**Task statement**
In the material below, find each line holding the string "Long" and copy it.

Records that describe figures
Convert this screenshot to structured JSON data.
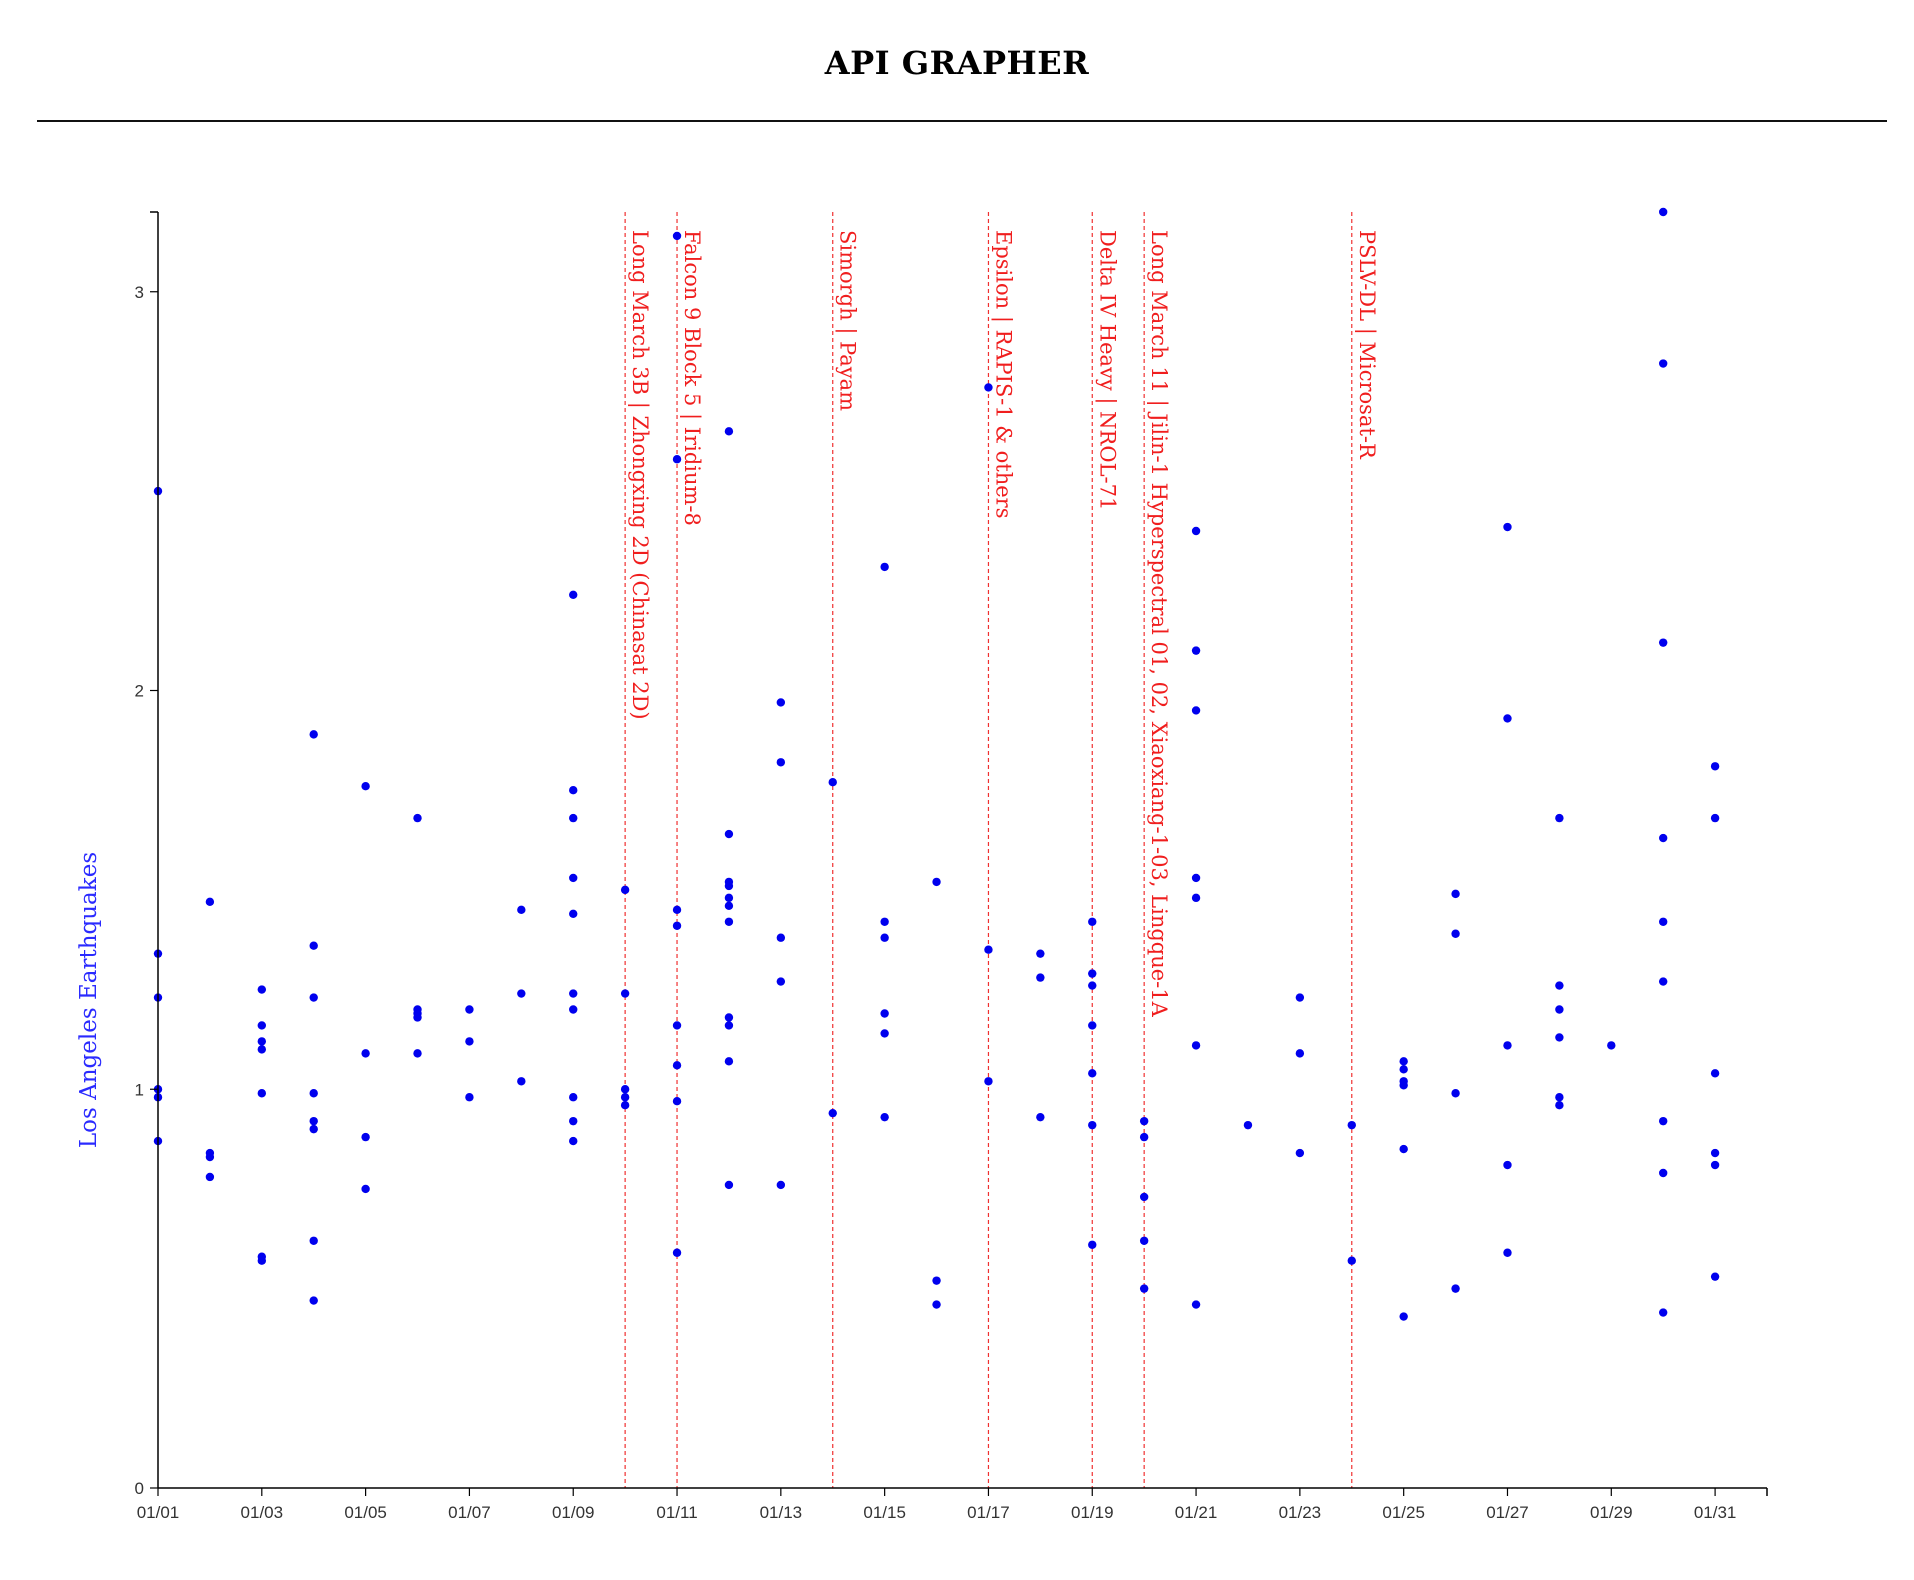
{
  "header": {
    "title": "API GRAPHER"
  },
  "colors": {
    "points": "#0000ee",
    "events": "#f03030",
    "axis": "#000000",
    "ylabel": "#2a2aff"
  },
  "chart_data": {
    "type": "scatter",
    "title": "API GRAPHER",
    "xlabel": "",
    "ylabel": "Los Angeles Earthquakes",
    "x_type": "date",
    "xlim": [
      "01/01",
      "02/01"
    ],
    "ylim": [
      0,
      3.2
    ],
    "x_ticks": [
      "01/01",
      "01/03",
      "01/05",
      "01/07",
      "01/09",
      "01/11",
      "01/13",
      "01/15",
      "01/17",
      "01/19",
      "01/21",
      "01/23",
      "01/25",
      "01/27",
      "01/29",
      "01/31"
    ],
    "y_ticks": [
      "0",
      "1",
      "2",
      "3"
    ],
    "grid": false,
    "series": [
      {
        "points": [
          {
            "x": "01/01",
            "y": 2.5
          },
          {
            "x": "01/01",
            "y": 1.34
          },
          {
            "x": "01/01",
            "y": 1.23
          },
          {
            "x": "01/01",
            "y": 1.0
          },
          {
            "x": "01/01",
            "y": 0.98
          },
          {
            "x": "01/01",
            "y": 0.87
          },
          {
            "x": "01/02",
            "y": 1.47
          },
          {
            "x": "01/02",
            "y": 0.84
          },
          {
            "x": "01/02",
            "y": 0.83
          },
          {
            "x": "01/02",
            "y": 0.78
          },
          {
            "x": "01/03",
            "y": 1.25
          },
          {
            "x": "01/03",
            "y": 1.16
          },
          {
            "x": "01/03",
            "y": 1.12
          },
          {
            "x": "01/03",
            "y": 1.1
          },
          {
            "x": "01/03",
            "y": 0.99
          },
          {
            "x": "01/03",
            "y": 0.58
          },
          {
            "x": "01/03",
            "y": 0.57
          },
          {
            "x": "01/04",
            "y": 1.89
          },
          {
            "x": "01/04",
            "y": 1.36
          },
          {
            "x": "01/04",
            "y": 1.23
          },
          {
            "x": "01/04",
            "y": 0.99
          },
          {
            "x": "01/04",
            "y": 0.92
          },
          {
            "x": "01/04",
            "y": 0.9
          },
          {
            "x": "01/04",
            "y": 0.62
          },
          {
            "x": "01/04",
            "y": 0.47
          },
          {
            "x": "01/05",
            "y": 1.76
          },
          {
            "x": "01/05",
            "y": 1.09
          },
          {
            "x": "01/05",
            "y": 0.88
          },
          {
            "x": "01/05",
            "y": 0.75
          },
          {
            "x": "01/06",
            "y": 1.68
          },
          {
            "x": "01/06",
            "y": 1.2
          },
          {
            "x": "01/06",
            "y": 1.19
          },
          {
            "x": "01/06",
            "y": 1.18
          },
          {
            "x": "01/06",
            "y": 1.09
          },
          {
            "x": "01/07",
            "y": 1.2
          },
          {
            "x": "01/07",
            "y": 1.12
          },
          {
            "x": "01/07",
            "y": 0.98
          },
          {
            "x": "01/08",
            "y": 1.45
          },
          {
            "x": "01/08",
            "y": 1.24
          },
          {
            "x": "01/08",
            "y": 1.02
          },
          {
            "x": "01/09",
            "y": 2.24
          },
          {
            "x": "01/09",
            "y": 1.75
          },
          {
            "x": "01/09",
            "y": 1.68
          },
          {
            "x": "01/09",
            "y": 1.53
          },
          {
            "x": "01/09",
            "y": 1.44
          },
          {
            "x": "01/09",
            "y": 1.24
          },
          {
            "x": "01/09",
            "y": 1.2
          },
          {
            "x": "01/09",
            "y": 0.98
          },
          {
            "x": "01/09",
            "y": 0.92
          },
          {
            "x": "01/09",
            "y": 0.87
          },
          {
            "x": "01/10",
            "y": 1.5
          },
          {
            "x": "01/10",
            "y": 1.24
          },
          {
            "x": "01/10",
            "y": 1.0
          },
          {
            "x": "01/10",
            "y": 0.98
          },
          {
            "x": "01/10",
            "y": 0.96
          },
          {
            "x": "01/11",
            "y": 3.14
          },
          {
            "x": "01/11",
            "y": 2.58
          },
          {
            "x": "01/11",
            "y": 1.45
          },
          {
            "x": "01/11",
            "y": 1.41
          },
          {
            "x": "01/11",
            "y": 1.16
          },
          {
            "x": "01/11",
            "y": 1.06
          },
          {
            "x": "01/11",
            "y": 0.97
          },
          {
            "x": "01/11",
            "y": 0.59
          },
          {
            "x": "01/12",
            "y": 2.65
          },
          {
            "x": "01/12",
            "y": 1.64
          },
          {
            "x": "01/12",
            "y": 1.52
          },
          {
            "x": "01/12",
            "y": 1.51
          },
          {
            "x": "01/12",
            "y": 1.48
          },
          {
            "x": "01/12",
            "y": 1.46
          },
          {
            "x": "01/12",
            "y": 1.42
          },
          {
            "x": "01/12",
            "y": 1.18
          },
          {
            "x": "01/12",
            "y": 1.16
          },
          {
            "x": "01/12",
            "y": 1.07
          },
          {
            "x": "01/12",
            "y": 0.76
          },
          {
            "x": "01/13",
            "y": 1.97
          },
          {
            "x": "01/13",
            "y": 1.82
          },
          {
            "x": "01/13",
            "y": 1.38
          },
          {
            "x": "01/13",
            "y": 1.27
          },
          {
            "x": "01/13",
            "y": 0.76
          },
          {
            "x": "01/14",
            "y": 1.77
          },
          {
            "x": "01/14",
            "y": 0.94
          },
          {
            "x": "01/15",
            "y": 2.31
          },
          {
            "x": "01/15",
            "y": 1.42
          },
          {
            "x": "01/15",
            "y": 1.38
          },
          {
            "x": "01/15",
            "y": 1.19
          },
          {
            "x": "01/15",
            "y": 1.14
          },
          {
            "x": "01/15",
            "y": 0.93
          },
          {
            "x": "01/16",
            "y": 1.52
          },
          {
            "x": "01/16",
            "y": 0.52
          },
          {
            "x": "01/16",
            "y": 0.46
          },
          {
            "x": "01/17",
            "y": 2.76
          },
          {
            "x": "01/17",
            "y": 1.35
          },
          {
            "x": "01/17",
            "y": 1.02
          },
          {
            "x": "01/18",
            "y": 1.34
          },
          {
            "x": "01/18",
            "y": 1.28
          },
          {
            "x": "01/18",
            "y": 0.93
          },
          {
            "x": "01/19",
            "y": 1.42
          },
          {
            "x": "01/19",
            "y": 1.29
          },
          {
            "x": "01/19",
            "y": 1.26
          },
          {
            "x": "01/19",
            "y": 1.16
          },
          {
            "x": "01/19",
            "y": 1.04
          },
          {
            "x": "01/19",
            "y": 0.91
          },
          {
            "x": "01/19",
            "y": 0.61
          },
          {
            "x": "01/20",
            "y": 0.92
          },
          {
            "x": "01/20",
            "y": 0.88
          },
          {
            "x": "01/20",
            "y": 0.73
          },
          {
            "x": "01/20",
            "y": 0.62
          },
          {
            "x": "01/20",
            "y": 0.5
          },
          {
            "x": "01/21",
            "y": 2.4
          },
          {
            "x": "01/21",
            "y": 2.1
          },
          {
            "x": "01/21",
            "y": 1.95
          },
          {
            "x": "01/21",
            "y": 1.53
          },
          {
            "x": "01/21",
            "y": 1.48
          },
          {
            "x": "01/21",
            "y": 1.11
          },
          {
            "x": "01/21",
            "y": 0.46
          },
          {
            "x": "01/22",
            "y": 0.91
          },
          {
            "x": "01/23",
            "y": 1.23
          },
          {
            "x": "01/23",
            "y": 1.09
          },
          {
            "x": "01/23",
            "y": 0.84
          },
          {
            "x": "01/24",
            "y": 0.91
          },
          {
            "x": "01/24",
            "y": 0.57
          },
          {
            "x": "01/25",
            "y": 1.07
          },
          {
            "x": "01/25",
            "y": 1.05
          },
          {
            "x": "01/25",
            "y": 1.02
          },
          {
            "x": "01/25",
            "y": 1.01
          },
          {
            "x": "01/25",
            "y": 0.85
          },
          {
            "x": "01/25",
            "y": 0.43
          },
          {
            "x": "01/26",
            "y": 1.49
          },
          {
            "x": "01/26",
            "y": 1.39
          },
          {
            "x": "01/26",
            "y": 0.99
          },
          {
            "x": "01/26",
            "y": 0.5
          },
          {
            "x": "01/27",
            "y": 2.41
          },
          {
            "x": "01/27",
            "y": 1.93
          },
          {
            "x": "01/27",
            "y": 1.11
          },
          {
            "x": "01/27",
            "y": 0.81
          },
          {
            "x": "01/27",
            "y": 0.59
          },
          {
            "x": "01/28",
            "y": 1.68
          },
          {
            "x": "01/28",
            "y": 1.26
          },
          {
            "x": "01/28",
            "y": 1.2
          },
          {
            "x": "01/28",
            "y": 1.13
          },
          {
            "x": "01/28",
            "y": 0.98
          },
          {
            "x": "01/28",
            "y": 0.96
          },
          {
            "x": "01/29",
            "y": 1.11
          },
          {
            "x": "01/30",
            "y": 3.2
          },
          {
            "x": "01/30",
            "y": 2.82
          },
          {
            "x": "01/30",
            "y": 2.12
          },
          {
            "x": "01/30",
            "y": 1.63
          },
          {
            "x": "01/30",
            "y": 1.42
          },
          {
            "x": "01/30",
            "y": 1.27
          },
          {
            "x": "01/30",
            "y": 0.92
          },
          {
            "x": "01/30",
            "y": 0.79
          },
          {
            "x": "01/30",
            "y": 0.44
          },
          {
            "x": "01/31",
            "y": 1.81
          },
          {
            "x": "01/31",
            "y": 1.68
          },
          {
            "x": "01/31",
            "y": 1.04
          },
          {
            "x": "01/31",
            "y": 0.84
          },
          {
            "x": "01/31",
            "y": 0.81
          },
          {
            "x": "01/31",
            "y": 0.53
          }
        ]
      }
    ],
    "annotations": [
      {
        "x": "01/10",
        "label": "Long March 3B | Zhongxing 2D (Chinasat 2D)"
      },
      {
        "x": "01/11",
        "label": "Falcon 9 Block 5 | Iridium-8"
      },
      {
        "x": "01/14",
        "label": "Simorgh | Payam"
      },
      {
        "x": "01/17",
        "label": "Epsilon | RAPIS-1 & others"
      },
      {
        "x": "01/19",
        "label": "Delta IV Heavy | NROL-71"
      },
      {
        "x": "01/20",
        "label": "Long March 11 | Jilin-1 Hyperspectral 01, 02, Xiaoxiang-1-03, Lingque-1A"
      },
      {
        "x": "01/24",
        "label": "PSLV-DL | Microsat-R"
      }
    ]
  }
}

**Task output**
        "label": "Long March 3B | Zhongxing 2D (Chinasat 2D)"
        "label": "Long March 11 | Jilin-1 Hyperspectral 01, 02, Xiaoxiang-1-03, Lingque-1A"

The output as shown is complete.